L’EXCLUSION SOCIALE : QUELQUES REPÈRES SOCIOLOGIQUES

L’exclusion sociale est une notion largement utilisée dans les sociétés francophones. Toutefois, elle recouvre une pluralité de concepts, d’usages et de critiques. Apparue en France dans les années 1970 (Lenoir, 1974), la notion deviendra, dans les années 1990, centrale dans les débats politiques et scientifiques, ce qui mènera même à la mise en place de politiques publiques visant à lutter contre cette exclusion sociale (Autès, 1995; par exemple, la loi du 29 juillet 1998 de lutte contre l’exclusion en France; la loi visant à lutter contre la pauvreté et l’exclusion sociale [Éditeur officiel du Québec, 2002] au Québec). De ces débats émergent différentes perspectives, que nous présenterons dans les prochains paragraphes : l’exclusion comme un état, l’exclusion comme un processus et l’exclusion comme le produit de rapports sociaux inégalitaires.

Lors de son apparition dans les années 1970, le concept d’exclusion représente un état dans lequel se retrouvent des individus et qui révèle des défaillances dans la protection sociale alors définie par le rapport à l’emploi (Castel, 1995b; Esping-Andersen, 2015). Diverses catégories d’individus se voient exclues dans la société française : les personnes âgées et handicapées vivant de revenus de solidarité dérisoires et celles relevant « du vaste domaine de l’inadaptation sociale », telles que les travailleurs précaires, les mal-logés et les personnes seules et isolées (Emmanuelli et Frémontier, 2002, p. 11). Dans cette conception, l’exclusion définit une nouvelle catégorie sociale, les plus pauvres des pauvres, les « “laissés pour compte” de la croissance » (Damon, 2011, p. 12), qui se situent hors des échanges sociaux et de l’emploi. Ainsi, l’exclusion n’est pas seulement expliquée par les conditions économiques, mais également par la question des liens sociaux qui organisent la solidarité dans une société donnée (Schnapper, 1996). À la fin des années 1980, la thématique de l’exclusion sociale réapparait à travers les analyses de la nouvelle pauvreté (Gauthier, 1987). L’intérêt pour ces différentes situations de pauvreté, de précarité économique ou de « déclin social » créant des « misères de position » (Bourdieu, 1993, p. 11) élargit encore davantage la notion d’exclusion en en révélant des visages jusqu’alors négligés.

------------

**Consigne écrite 1**.
Répondez à ces questions sur l'extrait consacré à l'exclusion sociale :
(a) Dans quelle décennie la notion d'exclusion sociale apparaît-elle en France ?
(b) Quelle loi française de lutte contre l'exclusion est donnée en exemple, avec sa date ?
(c) À travers quelles analyses la thématique de l'exclusion sociale réapparaît-elle à la fin des années 1980 ?

------------

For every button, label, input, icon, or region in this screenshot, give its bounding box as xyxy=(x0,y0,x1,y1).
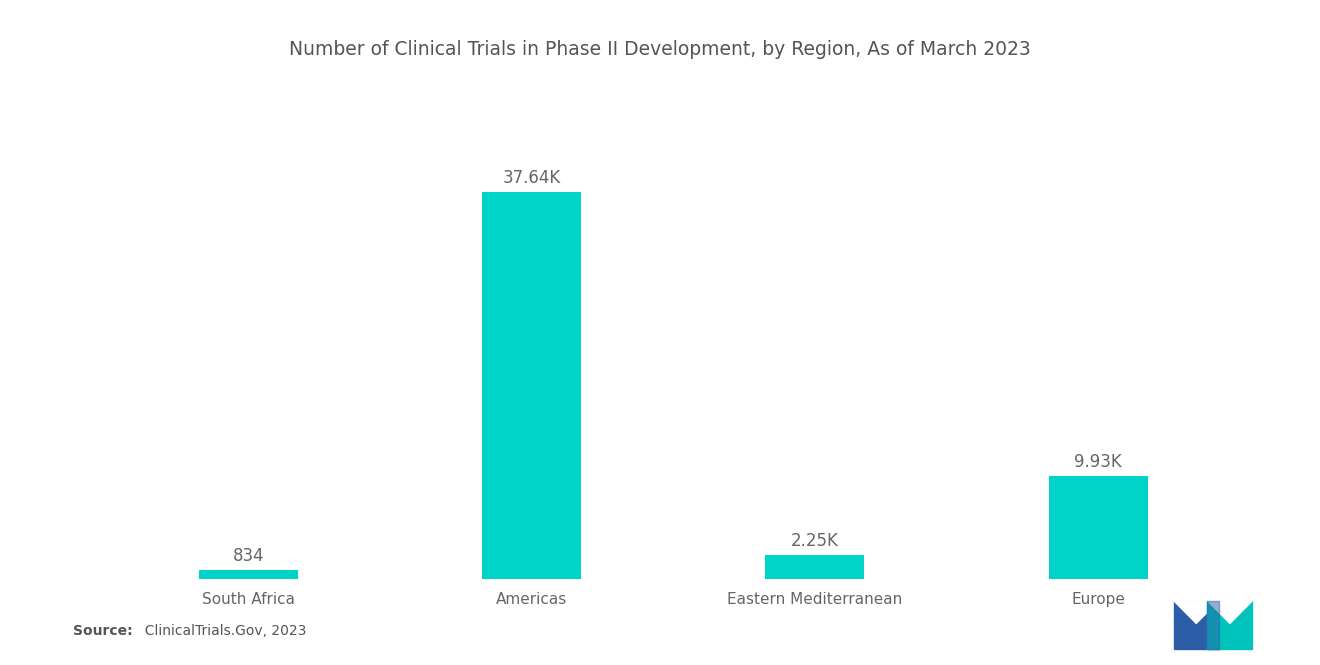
Text: 834: 834 xyxy=(232,547,264,565)
Polygon shape xyxy=(1208,601,1253,649)
Text: Number of Clinical Trials in Phase II Development, by Region, As of March 2023: Number of Clinical Trials in Phase II De… xyxy=(289,40,1031,59)
Polygon shape xyxy=(1173,601,1218,624)
Polygon shape xyxy=(1208,601,1253,624)
Bar xyxy=(482,192,581,579)
Bar xyxy=(766,555,865,579)
Text: 37.64K: 37.64K xyxy=(503,168,561,187)
Polygon shape xyxy=(1173,601,1218,649)
Bar xyxy=(1048,477,1148,579)
Text: 9.93K: 9.93K xyxy=(1074,454,1122,471)
Text: ClinicalTrials.Gov, 2023: ClinicalTrials.Gov, 2023 xyxy=(136,624,306,638)
Text: 2.25K: 2.25K xyxy=(791,532,838,551)
Bar xyxy=(198,570,298,579)
Text: Source:: Source: xyxy=(73,624,132,638)
Polygon shape xyxy=(1208,601,1218,649)
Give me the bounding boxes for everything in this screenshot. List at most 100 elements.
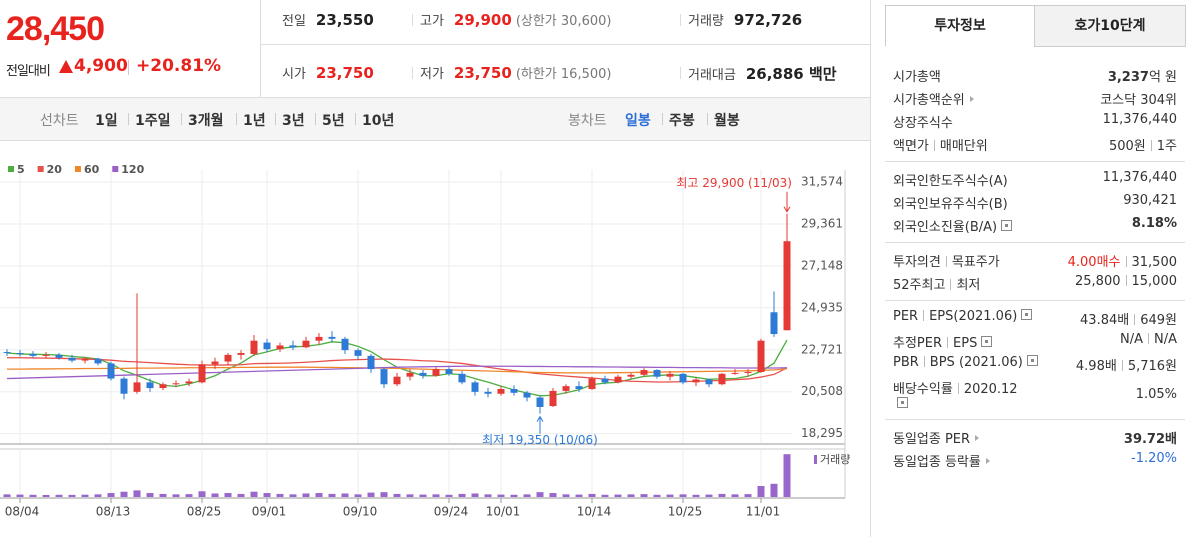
row-label: PBR BPS (2021.06) — [893, 355, 1038, 370]
volume-bar — [458, 493, 466, 497]
volume-bar — [549, 493, 557, 497]
row-label: 동일업종 PER — [893, 428, 980, 447]
candle-body — [211, 361, 219, 365]
candle-body — [718, 373, 726, 385]
value-text: 4.00매수 — [1067, 255, 1121, 270]
help-icon[interactable] — [1026, 355, 1038, 366]
info-row: 배당수익률 2020.12 1.05% — [885, 375, 1185, 413]
separator — [1125, 275, 1127, 286]
period-tab[interactable]: 3개월 — [188, 113, 224, 129]
value-text: -1.20% — [1131, 451, 1177, 466]
candle-body — [523, 392, 531, 398]
candle-body — [172, 383, 180, 385]
stat: 거래량 972,726 — [688, 10, 802, 29]
help-icon[interactable] — [981, 336, 993, 347]
row-value: 500원 1주 — [1109, 135, 1177, 154]
x-tick-label: 09/10 — [343, 505, 378, 519]
arrow-icon — [969, 96, 974, 102]
candle-body — [354, 350, 362, 356]
panel-section: 시가총액 3,237억 원 시가총액순위 코스닥 304위 상장주식수 11,376,44… — [885, 58, 1185, 161]
period-tab[interactable]: 1년 — [243, 113, 266, 129]
candle-body — [744, 371, 752, 373]
volume-bar — [302, 493, 310, 497]
help-icon[interactable] — [1001, 220, 1013, 231]
row-value: -1.20% — [1131, 451, 1177, 466]
x-tick-label: 11/01 — [746, 505, 781, 519]
candle-body — [237, 353, 245, 355]
candle-tab[interactable]: 주봉 — [669, 113, 695, 129]
row-value: 11,376,440 — [1103, 170, 1177, 185]
stat-label: 고가 — [420, 14, 444, 29]
label-text: 배당수익률 — [893, 382, 953, 397]
period-tab[interactable]: 1주일 — [135, 113, 171, 129]
candle-body — [705, 379, 713, 385]
chart: 31,574 29,361 27,148 24,935 22,721 20,508 18,2… — [0, 163, 850, 519]
value-text: N/A — [1120, 332, 1143, 347]
help-icon[interactable] — [1021, 309, 1033, 320]
label-text: 시가총액 — [893, 70, 941, 85]
candle-body — [497, 389, 505, 394]
volume-bar — [367, 492, 375, 497]
label-text: PER — [893, 309, 919, 324]
value-text: 43.84배 — [1080, 313, 1130, 328]
candle-body — [549, 390, 557, 407]
change-label: 전일대비 — [6, 64, 51, 79]
label-text: 최저 — [956, 278, 981, 293]
separator — [945, 256, 947, 267]
period-tab[interactable]: 3년 — [282, 113, 305, 129]
candle-tab[interactable]: 일봉 — [625, 113, 651, 129]
divider — [315, 113, 316, 125]
candle-body — [250, 340, 258, 354]
legend-label: 5 — [17, 163, 25, 176]
row-value: 3,237억 원 — [1108, 66, 1177, 85]
row-value: 8.18% — [1132, 216, 1177, 231]
row-label: 투자의견 목표주가 — [893, 251, 1000, 270]
x-tick-label: 10/01 — [486, 505, 521, 519]
row-value: 930,421 — [1123, 193, 1177, 208]
value-text: 25,800 — [1075, 274, 1121, 289]
stat-value: 972,726 — [733, 11, 803, 29]
separator — [923, 356, 925, 367]
period-tab[interactable]: 5년 — [322, 113, 345, 129]
candle-body — [770, 312, 778, 335]
value-text: 11,376,440 — [1102, 170, 1177, 185]
period-tab[interactable]: 1일 — [95, 113, 118, 129]
volume-bar — [263, 493, 271, 497]
separator — [933, 140, 935, 151]
x-tick-label: 10/25 — [668, 505, 703, 519]
tab[interactable]: 호가10단계 — [1034, 5, 1186, 47]
candle-body — [185, 381, 193, 384]
stat: 거래대금 26,886 백만 — [688, 63, 837, 84]
label-text: 상장주식수 — [893, 116, 953, 131]
annotation: 최고 29,900 (11/03) — [676, 176, 792, 190]
period-tab[interactable]: 10년 — [362, 113, 395, 129]
volume-bar — [29, 494, 37, 497]
candle-tab[interactable]: 월봉 — [714, 113, 740, 129]
y-tick-label: 24,935 — [801, 300, 843, 314]
candle-body — [81, 358, 89, 361]
panel-section: 동일업종 PER 39.72배 동일업종 등락률 -1.20% — [885, 419, 1185, 477]
row-label: 동일업종 등락률 — [893, 451, 990, 470]
row-value: 43.84배 649원 — [1080, 309, 1177, 328]
volume-bar — [640, 494, 648, 497]
help-icon[interactable] — [897, 397, 908, 408]
row-label: PER EPS(2021.06) — [893, 309, 1033, 324]
legend-swatch — [37, 166, 44, 172]
volume-bar — [575, 494, 583, 497]
annotation-arrowhead — [783, 206, 791, 213]
candle-body — [783, 241, 791, 331]
candle-body — [224, 354, 232, 362]
panel-section: PER EPS(2021.06) 43.84배 649원 추정PER EPS N/A N/A P… — [885, 300, 1185, 419]
volume-bar — [744, 494, 752, 497]
info-row: 외국인소진율(B/A) 8.18% — [885, 213, 1185, 236]
volume-bar — [419, 494, 427, 497]
label-text: 외국인소진율(B/A) — [893, 220, 998, 235]
candle-body — [575, 386, 583, 389]
stat: 시가 23,750 — [282, 63, 374, 82]
tab[interactable]: 투자정보 — [885, 5, 1035, 47]
candle-body — [445, 369, 453, 374]
candle-body — [55, 354, 63, 358]
candle-body — [588, 378, 596, 389]
label-text: EPS(2021.06) — [929, 309, 1018, 324]
stat: 저가 23,750 (하한가 16,500) — [420, 63, 611, 82]
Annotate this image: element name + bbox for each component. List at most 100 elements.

------------

**Consigne écrite 2**.
Dans les enregistrements, recopiez fidèlement la partie qui s'ouvre sur la ligne contenant « Text: 834: 834 xyxy=(232,547,264,565) » et se termine par la ligne contenant « Give me the ». Ces deux lignes sont incluses.

**Résultat de l'exercice 1**.
(a) Dans les années 1970.
(b) La loi du 29 juillet 1998 de lutte contre l'exclusion.
(c) À travers les analyses de la nouvelle pauvreté.

**Résultat de l'exercice 2**.
Text: 834: 834 xyxy=(232,547,264,565)
Polygon shape xyxy=(1208,601,1253,649)
Text: Number of Clinical Trials in Phase II Development, by Region, As of March 2023: Number of Clinical Trials in Phase II De… xyxy=(289,40,1031,59)
Polygon shape xyxy=(1173,601,1218,624)
Polygon shape xyxy=(1208,601,1253,624)
Bar xyxy=(482,192,581,579)
Bar xyxy=(766,555,865,579)
Text: 37.64K: 37.64K xyxy=(503,168,561,187)
Polygon shape xyxy=(1173,601,1218,649)
Bar xyxy=(1048,477,1148,579)
Text: 9.93K: 9.93K xyxy=(1074,454,1122,471)
Text: ClinicalTrials.Gov, 2023: ClinicalTrials.Gov, 2023 xyxy=(136,624,306,638)
Text: 2.25K: 2.25K xyxy=(791,532,838,551)
Bar xyxy=(198,570,298,579)
Text: Source:: Source: xyxy=(73,624,132,638)
Polygon shape xyxy=(1208,601,1218,649)
Give me the bounding boxes for everything in this screenshot. List at most 100 elements.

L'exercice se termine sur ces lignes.